• **Stated problem**: Pull out every line below that contains the word "Abufciaide".

• **Data rows**:

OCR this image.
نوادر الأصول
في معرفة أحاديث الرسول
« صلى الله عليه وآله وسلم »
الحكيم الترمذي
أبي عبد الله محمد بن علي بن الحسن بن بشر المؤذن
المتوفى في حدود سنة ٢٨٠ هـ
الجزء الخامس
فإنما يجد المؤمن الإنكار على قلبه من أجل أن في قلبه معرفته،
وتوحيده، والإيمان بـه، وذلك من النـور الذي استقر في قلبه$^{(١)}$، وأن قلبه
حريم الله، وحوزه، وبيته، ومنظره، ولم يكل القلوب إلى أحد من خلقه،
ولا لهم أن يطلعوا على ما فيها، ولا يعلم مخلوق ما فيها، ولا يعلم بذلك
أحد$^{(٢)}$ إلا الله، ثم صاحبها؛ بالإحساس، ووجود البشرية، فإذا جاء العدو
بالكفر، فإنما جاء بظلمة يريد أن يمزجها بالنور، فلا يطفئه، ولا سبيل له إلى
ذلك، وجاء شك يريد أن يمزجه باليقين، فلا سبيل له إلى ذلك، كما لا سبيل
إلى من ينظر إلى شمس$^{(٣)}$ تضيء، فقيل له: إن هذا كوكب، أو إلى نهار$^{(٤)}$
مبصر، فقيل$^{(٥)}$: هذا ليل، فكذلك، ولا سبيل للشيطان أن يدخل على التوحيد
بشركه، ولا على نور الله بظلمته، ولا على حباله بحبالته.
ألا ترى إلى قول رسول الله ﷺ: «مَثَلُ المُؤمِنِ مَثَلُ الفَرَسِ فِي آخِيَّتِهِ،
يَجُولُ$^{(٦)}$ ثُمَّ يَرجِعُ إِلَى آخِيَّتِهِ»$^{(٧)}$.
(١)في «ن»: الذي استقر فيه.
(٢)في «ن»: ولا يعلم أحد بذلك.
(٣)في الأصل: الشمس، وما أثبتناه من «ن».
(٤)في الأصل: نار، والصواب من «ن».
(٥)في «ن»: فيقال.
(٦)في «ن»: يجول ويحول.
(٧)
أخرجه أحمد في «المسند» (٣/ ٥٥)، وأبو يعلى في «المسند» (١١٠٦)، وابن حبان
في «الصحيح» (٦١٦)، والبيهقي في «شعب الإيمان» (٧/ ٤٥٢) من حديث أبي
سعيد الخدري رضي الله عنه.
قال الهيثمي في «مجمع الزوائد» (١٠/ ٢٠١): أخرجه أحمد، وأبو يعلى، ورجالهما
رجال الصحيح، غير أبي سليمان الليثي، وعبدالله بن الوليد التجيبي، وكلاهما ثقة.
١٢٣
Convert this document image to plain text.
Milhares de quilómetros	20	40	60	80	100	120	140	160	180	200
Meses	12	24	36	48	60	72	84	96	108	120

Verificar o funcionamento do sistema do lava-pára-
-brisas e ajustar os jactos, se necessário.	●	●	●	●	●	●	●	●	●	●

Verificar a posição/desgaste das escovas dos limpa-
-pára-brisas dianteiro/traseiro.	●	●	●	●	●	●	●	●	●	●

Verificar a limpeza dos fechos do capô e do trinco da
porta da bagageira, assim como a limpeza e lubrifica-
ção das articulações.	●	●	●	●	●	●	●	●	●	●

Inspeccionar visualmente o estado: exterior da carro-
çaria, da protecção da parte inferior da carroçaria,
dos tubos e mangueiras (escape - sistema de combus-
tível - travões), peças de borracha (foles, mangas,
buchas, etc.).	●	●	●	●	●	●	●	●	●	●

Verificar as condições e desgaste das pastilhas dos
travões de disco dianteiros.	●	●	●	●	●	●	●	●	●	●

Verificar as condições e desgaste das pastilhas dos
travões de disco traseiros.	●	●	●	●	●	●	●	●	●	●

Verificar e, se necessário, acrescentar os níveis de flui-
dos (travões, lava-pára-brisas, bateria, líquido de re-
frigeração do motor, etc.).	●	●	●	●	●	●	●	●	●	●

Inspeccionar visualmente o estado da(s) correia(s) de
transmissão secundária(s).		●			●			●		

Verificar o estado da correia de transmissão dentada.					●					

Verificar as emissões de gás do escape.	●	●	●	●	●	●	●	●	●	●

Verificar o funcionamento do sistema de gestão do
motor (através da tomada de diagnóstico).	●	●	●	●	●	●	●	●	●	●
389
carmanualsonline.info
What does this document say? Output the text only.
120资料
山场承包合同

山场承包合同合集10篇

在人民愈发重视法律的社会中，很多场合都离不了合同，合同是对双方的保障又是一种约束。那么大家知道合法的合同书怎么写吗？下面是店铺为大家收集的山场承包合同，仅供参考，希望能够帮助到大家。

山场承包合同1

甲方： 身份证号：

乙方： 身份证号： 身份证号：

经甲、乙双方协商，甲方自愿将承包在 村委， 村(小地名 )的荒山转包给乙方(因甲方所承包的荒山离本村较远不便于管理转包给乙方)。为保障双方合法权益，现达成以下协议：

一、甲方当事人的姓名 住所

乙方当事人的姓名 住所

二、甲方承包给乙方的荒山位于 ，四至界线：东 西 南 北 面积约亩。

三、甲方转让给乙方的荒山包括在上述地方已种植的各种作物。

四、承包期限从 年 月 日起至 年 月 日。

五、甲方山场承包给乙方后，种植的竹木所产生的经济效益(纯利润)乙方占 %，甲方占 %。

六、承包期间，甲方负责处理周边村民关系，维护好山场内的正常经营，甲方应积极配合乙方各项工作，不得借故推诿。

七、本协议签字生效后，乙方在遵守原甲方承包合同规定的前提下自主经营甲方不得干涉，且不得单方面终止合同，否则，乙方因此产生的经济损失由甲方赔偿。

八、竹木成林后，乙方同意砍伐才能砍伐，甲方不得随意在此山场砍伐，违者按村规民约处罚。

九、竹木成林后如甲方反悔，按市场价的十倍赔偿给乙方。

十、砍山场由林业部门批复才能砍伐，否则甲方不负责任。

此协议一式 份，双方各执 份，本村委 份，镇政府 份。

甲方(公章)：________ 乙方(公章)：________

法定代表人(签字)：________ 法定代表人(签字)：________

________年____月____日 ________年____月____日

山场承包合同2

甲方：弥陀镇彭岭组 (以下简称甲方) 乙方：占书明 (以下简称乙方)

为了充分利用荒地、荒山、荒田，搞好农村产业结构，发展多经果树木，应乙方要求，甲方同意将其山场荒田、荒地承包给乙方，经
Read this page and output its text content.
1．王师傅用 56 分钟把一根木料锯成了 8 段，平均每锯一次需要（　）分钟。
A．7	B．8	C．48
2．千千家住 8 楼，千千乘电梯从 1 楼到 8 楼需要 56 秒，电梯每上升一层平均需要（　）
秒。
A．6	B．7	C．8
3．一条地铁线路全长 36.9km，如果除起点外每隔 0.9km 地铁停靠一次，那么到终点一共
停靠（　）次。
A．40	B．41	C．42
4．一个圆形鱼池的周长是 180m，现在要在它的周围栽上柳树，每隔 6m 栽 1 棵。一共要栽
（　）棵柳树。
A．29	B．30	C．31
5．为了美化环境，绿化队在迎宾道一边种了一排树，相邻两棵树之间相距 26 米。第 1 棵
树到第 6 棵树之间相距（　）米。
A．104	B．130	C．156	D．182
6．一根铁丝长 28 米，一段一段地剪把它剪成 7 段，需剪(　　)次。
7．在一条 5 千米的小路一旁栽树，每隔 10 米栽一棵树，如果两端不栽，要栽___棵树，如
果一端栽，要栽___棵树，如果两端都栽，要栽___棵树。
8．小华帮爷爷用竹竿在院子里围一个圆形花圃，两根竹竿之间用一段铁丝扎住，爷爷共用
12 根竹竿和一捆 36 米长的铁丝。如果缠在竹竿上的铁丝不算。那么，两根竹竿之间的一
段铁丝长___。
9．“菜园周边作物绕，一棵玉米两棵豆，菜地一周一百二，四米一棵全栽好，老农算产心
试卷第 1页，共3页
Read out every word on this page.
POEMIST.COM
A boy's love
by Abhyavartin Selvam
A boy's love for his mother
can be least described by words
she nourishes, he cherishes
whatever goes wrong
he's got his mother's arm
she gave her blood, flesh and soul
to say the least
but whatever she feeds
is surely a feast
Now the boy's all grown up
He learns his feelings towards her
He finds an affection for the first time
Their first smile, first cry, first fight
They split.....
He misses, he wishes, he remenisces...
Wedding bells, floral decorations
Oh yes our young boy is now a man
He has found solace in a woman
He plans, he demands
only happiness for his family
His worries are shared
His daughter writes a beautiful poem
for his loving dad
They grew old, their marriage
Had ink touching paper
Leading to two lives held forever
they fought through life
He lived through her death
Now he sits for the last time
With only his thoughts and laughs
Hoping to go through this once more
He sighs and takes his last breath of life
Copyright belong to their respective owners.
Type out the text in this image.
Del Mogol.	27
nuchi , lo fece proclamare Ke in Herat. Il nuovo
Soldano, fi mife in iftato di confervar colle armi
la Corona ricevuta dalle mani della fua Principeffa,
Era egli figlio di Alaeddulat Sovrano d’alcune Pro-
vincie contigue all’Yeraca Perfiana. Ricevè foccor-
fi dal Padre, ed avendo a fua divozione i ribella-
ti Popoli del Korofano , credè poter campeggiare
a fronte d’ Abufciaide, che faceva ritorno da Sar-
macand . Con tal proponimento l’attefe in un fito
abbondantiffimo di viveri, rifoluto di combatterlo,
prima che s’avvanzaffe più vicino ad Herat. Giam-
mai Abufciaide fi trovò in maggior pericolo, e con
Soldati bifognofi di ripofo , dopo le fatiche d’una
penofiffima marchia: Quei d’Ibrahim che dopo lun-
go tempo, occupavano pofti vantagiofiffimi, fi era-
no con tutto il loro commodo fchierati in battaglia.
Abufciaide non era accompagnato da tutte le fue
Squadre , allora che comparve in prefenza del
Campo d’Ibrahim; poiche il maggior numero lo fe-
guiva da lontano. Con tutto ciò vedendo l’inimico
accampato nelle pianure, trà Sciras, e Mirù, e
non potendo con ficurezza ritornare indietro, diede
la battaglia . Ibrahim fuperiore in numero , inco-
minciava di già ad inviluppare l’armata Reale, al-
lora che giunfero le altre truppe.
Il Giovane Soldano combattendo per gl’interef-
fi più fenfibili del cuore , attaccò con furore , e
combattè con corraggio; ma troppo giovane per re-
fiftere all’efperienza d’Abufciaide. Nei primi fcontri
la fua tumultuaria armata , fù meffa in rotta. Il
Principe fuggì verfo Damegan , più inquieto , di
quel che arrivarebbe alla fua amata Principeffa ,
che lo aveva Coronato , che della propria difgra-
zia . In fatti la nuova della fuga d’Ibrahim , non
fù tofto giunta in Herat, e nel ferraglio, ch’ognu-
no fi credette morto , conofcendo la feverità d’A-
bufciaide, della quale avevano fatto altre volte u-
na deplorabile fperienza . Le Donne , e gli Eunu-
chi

• **Solution to the exercise**:
a fronte d’ Abufciaide, che faceva ritorno da Sar-
mai Abufciaide fi trovò in maggior pericolo, e con
Abufciaide non era accompagnato da tutte le fue
fiftere all’efperienza d’Abufciaide. Nei primi fcontri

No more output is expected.